Stored entries
=-=-=-=-=

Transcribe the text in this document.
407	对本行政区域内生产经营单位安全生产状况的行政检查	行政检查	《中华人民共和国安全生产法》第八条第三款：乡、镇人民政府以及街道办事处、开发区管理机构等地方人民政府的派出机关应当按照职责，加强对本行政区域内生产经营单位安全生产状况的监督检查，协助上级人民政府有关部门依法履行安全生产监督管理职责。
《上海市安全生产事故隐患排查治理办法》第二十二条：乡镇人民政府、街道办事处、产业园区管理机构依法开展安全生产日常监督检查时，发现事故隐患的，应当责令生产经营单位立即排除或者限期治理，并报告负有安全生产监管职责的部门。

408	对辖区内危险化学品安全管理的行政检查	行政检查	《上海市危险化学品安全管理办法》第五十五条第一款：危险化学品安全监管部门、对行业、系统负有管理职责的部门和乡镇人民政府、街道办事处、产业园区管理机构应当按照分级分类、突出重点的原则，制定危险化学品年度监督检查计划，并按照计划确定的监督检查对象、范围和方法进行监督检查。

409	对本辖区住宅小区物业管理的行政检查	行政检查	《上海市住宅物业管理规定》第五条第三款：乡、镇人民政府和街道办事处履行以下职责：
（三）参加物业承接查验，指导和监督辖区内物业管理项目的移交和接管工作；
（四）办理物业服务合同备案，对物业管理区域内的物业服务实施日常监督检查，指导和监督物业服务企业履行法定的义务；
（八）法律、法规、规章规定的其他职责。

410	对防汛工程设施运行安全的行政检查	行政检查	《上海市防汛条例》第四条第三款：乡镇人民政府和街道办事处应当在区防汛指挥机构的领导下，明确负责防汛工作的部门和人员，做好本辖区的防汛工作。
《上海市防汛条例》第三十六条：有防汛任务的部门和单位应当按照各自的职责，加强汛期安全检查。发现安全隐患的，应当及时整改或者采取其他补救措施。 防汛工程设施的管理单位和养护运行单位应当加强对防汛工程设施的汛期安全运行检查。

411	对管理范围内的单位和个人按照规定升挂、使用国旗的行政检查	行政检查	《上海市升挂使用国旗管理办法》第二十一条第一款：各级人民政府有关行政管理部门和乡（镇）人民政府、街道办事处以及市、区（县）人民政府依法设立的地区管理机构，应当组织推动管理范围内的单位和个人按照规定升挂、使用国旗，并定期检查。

=-=-=-=-=

- INSTRUCTIONS FOR THE TASK
Reproduce every line of the material above exactly.

- SOLUTION BELOW
Transcribe the text in this document.
407	对本行政区域内生产经营单位安全生产状况的行政检查	行政检查	《中华人民共和国安全生产法》第八条第三款：乡、镇人民政府以及街道办事处、开发区管理机构等地方人民政府的派出机关应当按照职责，加强对本行政区域内生产经营单位安全生产状况的监督检查，协助上级人民政府有关部门依法履行安全生产监督管理职责。
《上海市安全生产事故隐患排查治理办法》第二十二条：乡镇人民政府、街道办事处、产业园区管理机构依法开展安全生产日常监督检查时，发现事故隐患的，应当责令生产经营单位立即排除或者限期治理，并报告负有安全生产监管职责的部门。

408	对辖区内危险化学品安全管理的行政检查	行政检查	《上海市危险化学品安全管理办法》第五十五条第一款：危险化学品安全监管部门、对行业、系统负有管理职责的部门和乡镇人民政府、街道办事处、产业园区管理机构应当按照分级分类、突出重点的原则，制定危险化学品年度监督检查计划，并按照计划确定的监督检查对象、范围和方法进行监督检查。

409	对本辖区住宅小区物业管理的行政检查	行政检查	《上海市住宅物业管理规定》第五条第三款：乡、镇人民政府和街道办事处履行以下职责：
（三）参加物业承接查验，指导和监督辖区内物业管理项目的移交和接管工作；
（四）办理物业服务合同备案，对物业管理区域内的物业服务实施日常监督检查，指导和监督物业服务企业履行法定的义务；
（八）法律、法规、规章规定的其他职责。

410	对防汛工程设施运行安全的行政检查	行政检查	《上海市防汛条例》第四条第三款：乡镇人民政府和街道办事处应当在区防汛指挥机构的领导下，明确负责防汛工作的部门和人员，做好本辖区的防汛工作。
《上海市防汛条例》第三十六条：有防汛任务的部门和单位应当按照各自的职责，加强汛期安全检查。发现安全隐患的，应当及时整改或者采取其他补救措施。 防汛工程设施的管理单位和养护运行单位应当加强对防汛工程设施的汛期安全运行检查。

411	对管理范围内的单位和个人按照规定升挂、使用国旗的行政检查	行政检查	《上海市升挂使用国旗管理办法》第二十一条第一款：各级人民政府有关行政管理部门和乡（镇）人民政府、街道办事处以及市、区（县）人民政府依法设立的地区管理机构，应当组织推动管理范围内的单位和个人按照规定升挂、使用国旗，并定期检查。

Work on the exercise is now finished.